Scenario C had an interesting split in the car.  Both me and the other guy have always used either “Players” or jersey colors (Red, white, gold etc)  for a collective informal grouping of female players.  The woman who is just a few years younger than me uses either jersey colors or “ladies” and the young referee uses “guys”.  The young-in says she uses it as she is seen as a near peer and it is a colloquial utilization.  I get that, I use “guys” as a collective grouping with my peers as well, but it has always felt odd to say that to a group of women who are significantly younger than me.  I think “guys” would work but feel awkward to me.  On the other hand, “Ladies” is something that I can’t get away with.  The connotations of diminution are too strong for a male referee to use in a women’s game.

Scenario D is an interesting challenge for a referee as these are the types of games where people who eventually want to get to the MLS need to do well on.  I was AR-2 and I had informed the center that I was useless  on far left hand side attacks at the 63rd minute.  At that point, I thought the game should be abandoned for safety and the game was 3-0 at that point. No one would have complained.  AR-1 went to the referee at the 71st minute.  The referee abandoned the game at the 77th minute.

□ □ □

Objective 1: Summarize the refereeing passage in two sentences.
Objective 2: Go on with the refereeing passage, picking up after its final sentence.
The material plays no part in this.

Data section:
□ □ □

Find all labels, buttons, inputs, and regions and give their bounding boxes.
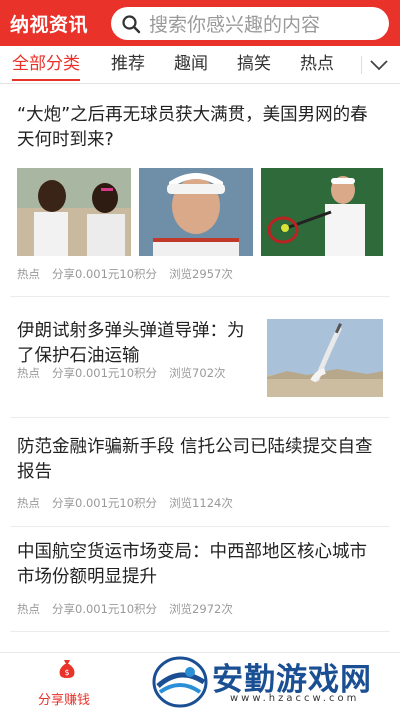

□ □ □

Task answer 1: In Scenario C, referees riding together split on how to address female players as a group: the writer and another referee use "Players" or jersey colors, a slightly younger woman uses jersey colors or "ladies," and a young referee uses "guys," which the writer finds awkward, while "ladies" carries connotations of diminution that the writer considers too strong for a male referee in a women's game. In Scenario D, the writer, serving as AR-2, told the center at the 63rd minute of being useless on far left-hand attacks and thought the game, then 3-0, should be abandoned for safety; AR-1 went to the referee at the 71st minute, and the referee abandoned the game at the 77th minute.

Task answer 2:
The assessor talked with us after the game and said that he would have abandoned the game by the 70th minute and probably at the point when the first AR (me) told the center that he could not see across the field.  It just was not safe and the teams would not have complained as the issue had been decided.  By not abandoning the game, the referee hurt his promotion chances.

Why am I talking about Scenario E?

This is a simple advantage decision.  Call the advantage and move to keep up with the run of play.  The assessor acknowledged that was the text book answer on my friend’s assessment.  But he brought in the following mitigating factors for why White might want the whistle.  White only had ten players available as their 11th had pulled his hammy in the first half.  It was 95 degrees out, the sun was beating down on everyone, White had no subs while Blue had 5 so Blue was rotating lines every five or six minutes and White had a three goal lead.  They really would not have minded a short break to let them recover a touch while also killing the clock.  A public, verbal “PLAY ON” advantage call is a recognized foul. We as referees always have the discretion to blow a whistle on a recognized foul if in our opinion, the fouled team is better off with a free kick than continued play.  The point is the “better off” equation may at times need to take into consideration factors other than the next three touches.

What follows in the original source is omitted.